GIVEN EXERCISE: Copy the lines that follow, keeping every character the same.

_ _ _ _

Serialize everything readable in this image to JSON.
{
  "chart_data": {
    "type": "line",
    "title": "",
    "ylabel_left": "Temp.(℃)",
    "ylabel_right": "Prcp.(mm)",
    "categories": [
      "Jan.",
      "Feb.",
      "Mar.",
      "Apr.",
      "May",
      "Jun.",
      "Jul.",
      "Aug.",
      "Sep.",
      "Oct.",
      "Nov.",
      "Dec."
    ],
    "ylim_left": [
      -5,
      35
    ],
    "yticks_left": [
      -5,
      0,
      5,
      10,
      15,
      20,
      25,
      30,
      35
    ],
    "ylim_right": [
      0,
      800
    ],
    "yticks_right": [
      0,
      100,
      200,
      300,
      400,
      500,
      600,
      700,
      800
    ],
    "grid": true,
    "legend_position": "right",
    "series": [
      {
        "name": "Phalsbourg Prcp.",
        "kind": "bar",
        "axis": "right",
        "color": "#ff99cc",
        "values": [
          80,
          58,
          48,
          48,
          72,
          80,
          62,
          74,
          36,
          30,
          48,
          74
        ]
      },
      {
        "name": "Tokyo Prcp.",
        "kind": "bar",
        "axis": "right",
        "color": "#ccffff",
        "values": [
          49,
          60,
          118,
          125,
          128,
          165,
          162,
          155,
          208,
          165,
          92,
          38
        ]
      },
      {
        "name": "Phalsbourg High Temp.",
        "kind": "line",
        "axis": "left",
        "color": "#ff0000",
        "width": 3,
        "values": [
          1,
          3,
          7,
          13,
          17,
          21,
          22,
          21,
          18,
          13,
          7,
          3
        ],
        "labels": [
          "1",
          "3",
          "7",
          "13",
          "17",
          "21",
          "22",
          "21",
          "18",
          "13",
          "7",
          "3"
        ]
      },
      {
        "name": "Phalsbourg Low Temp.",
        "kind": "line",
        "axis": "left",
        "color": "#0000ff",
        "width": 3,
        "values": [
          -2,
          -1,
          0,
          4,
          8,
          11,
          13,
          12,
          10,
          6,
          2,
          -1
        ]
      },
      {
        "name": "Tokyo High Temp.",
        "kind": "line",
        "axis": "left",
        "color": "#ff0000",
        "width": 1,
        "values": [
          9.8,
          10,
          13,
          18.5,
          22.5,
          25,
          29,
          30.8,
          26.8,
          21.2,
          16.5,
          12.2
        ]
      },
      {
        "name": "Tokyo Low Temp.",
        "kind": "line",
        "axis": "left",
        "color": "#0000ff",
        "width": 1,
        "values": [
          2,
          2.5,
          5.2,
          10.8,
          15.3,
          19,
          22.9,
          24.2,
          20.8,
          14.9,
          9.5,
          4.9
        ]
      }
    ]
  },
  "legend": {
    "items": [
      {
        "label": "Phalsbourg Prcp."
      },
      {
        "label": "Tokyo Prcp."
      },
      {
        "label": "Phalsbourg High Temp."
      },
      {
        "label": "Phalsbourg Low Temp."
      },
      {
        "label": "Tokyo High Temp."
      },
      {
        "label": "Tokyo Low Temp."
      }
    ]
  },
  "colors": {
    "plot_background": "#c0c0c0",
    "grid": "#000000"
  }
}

_ _ _ _

OUTPUT:
Serialize everything readable in this image to JSON.
{
  "chart_data": {
    "type": "line",
    "title": "",
    "ylabel_left": "Temp.(℃)",
    "ylabel_right": "Prcp.(mm)",
    "categories": [
      "Jan.",
      "Feb.",
      "Mar.",
      "Apr.",
      "May",
      "Jun.",
      "Jul.",
      "Aug.",
      "Sep.",
      "Oct.",
      "Nov.",
      "Dec."
    ],
    "ylim_left": [
      -5,
      35
    ],
    "yticks_left": [
      -5,
      0,
      5,
      10,
      15,
      20,
      25,
      30,
      35
    ],
    "ylim_right": [
      0,
      800
    ],
    "yticks_right": [
      0,
      100,
      200,
      300,
      400,
      500,
      600,
      700,
      800
    ],
    "grid": true,
    "legend_position": "right",
    "series": [
      {
        "name": "Phalsbourg Prcp.",
        "kind": "bar",
        "axis": "right",
        "color": "#ff99cc",
        "values": [
          80,
          58,
          48,
          48,
          72,
          80,
          62,
          74,
          36,
          30,
          48,
          74
        ]
      },
      {
        "name": "Tokyo Prcp.",
        "kind": "bar",
        "axis": "right",
        "color": "#ccffff",
        "values": [
          49,
          60,
          118,
          125,
          128,
          165,
          162,
          155,
          208,
          165,
          92,
          38
        ]
      },
      {
        "name": "Phalsbourg High Temp.",
        "kind": "line",
        "axis": "left",
        "color": "#ff0000",
        "width": 3,
        "values": [
          1,
          3,
          7,
          13,
          17,
          21,
          22,
          21,
          18,
          13,
          7,
          3
        ],
        "labels": [
          "1",
          "3",
          "7",
          "13",
          "17",
          "21",
          "22",
          "21",
          "18",
          "13",
          "7",
          "3"
        ]
      },
      {
        "name": "Phalsbourg Low Temp.",
        "kind": "line",
        "axis": "left",
        "color": "#0000ff",
        "width": 3,
        "values": [
          -2,
          -1,
          0,
          4,
          8,
          11,
          13,
          12,
          10,
          6,
          2,
          -1
        ]
      },
      {
        "name": "Tokyo High Temp.",
        "kind": "line",
        "axis": "left",
        "color": "#ff0000",
        "width": 1,
        "values": [
          9.8,
          10,
          13,
          18.5,
          22.5,
          25,
          29,
          30.8,
          26.8,
          21.2,
          16.5,
          12.2
        ]
      },
      {
        "name": "Tokyo Low Temp.",
        "kind": "line",
        "axis": "left",
        "color": "#0000ff",
        "width": 1,
        "values": [
          2,
          2.5,
          5.2,
          10.8,
          15.3,
          19,
          22.9,
          24.2,
          20.8,
          14.9,
          9.5,
          4.9
        ]
      }
    ]
  },
  "legend": {
    "items": [
      {
        "label": "Phalsbourg Prcp."
      },
      {
        "label": "Tokyo Prcp."
      },
      {
        "label": "Phalsbourg High Temp."
      },
      {
        "label": "Phalsbourg Low Temp."
      },
      {
        "label": "Tokyo High Temp."
      },
      {
        "label": "Tokyo Low Temp."
      }
    ]
  },
  "colors": {
    "plot_background": "#c0c0c0",
    "grid": "#000000"
  }
}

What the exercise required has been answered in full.